__WORK INSTRUCTIONS__. Show every line in the records below that contains the word "项目名称".

Recorded data
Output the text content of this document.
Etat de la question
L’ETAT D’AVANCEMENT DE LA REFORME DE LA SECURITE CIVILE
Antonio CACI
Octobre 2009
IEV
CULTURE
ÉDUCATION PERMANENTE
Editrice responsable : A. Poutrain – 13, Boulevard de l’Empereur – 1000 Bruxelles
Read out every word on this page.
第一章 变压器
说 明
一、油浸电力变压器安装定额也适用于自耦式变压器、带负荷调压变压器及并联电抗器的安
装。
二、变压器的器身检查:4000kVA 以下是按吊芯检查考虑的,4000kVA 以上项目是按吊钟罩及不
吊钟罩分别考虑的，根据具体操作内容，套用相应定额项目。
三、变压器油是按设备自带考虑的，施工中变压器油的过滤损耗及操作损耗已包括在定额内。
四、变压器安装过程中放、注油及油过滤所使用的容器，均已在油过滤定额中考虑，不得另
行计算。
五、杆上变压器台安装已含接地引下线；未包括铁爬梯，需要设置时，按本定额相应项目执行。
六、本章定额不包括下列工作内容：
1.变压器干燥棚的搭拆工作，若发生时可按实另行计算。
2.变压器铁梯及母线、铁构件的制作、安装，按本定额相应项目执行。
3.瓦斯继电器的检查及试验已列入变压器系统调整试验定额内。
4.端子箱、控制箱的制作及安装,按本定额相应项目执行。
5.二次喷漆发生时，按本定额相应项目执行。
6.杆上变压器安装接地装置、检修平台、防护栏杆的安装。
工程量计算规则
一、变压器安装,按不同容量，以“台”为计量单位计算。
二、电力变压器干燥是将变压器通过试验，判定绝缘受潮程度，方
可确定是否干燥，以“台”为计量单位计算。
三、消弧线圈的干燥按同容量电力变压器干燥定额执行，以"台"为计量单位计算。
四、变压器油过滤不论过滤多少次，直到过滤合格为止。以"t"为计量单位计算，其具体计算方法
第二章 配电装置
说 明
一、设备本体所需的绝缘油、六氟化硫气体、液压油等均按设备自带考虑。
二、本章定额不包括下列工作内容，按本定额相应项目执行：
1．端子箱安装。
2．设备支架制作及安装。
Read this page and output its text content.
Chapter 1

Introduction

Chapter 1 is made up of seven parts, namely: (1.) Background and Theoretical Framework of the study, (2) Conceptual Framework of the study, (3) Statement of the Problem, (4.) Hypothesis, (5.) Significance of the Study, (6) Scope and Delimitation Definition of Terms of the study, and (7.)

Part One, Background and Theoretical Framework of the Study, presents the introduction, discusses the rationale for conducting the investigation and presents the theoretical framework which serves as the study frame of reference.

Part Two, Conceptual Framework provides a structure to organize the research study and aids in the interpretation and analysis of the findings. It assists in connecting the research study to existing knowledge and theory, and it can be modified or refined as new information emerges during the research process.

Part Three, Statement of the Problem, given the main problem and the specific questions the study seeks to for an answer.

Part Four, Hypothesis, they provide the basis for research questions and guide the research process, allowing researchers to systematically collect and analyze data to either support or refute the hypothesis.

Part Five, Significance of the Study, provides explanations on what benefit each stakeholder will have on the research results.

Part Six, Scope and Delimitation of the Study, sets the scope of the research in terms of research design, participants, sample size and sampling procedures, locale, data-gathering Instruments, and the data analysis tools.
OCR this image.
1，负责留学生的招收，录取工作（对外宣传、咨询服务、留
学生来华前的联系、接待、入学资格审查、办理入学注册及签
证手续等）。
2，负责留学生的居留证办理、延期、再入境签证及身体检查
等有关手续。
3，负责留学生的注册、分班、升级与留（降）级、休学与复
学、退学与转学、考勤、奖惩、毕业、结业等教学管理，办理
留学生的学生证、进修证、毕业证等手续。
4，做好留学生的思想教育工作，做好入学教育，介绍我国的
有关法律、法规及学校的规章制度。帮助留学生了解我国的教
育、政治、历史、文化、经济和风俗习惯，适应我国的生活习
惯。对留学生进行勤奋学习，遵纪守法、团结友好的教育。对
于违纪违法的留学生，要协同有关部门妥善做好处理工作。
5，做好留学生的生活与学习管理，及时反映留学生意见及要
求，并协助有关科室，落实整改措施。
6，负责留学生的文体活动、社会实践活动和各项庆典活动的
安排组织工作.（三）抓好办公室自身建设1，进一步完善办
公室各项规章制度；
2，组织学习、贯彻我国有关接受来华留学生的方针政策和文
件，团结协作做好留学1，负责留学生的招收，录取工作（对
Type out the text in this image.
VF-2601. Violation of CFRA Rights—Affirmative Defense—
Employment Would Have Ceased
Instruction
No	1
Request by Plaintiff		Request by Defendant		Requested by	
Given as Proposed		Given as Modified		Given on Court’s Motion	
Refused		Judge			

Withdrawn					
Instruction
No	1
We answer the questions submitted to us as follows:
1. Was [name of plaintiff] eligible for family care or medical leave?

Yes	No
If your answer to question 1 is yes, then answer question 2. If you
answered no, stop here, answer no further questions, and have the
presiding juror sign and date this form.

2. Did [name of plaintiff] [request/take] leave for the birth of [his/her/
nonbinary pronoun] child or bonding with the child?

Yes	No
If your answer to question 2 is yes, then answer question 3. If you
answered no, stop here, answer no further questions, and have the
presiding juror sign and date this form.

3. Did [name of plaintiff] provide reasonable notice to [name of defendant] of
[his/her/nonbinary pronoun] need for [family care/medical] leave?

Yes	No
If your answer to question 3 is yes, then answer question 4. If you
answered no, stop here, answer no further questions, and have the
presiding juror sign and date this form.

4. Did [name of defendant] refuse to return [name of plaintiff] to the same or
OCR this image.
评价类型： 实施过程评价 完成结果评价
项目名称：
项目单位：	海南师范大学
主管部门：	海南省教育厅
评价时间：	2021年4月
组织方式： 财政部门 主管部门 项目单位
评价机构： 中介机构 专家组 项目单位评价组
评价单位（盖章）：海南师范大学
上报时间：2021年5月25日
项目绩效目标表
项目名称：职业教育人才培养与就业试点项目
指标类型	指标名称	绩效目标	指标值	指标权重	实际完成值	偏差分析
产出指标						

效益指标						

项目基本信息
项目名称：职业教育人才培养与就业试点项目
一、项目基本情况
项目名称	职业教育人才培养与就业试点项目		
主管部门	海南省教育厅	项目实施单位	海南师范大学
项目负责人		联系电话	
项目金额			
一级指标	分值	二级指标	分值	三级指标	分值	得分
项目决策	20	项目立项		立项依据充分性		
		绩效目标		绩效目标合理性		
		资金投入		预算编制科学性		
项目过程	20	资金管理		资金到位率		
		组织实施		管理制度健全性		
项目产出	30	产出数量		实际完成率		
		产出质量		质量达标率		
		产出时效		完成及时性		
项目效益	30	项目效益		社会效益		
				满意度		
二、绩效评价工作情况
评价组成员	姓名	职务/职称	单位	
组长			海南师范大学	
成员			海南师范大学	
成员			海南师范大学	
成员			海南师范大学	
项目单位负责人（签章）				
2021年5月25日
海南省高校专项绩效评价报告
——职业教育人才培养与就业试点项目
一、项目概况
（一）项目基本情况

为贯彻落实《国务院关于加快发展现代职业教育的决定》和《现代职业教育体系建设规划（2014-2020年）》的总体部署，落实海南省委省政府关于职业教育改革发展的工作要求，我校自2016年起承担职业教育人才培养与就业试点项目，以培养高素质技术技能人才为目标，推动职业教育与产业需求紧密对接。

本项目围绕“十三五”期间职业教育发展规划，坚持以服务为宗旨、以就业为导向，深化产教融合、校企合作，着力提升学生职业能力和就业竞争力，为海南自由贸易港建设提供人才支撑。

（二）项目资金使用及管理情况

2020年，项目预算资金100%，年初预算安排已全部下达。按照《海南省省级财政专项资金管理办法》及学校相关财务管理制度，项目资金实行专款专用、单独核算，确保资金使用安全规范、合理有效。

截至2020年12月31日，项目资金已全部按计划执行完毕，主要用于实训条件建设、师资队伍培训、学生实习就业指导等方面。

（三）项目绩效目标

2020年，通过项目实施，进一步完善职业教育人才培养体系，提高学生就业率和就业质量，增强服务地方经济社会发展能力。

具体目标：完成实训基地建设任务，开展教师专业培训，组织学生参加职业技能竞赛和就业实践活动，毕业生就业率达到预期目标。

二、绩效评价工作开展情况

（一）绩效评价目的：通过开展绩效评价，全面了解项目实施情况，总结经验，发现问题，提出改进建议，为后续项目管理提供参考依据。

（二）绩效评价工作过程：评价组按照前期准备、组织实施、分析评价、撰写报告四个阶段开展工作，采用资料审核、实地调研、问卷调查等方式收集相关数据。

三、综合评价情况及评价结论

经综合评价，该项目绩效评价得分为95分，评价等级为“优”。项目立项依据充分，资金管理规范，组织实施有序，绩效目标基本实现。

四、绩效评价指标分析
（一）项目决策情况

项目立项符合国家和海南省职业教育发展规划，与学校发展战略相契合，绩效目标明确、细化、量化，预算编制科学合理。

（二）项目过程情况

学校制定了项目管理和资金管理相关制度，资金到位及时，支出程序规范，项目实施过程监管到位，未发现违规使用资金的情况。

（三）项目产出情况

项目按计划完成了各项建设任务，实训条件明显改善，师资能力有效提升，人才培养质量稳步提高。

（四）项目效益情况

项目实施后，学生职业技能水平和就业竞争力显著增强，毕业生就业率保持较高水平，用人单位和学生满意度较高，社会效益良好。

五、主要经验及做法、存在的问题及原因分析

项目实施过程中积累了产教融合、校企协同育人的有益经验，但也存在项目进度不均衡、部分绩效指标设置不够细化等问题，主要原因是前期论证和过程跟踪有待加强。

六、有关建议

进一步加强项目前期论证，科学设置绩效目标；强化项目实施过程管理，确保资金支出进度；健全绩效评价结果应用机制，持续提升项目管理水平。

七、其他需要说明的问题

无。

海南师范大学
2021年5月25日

__FINISHED ANSWER__.
项目名称：
项目名称：职业教育人才培养与就业试点项目
项目名称：职业教育人才培养与就业试点项目
项目名称	职业教育人才培养与就业试点项目		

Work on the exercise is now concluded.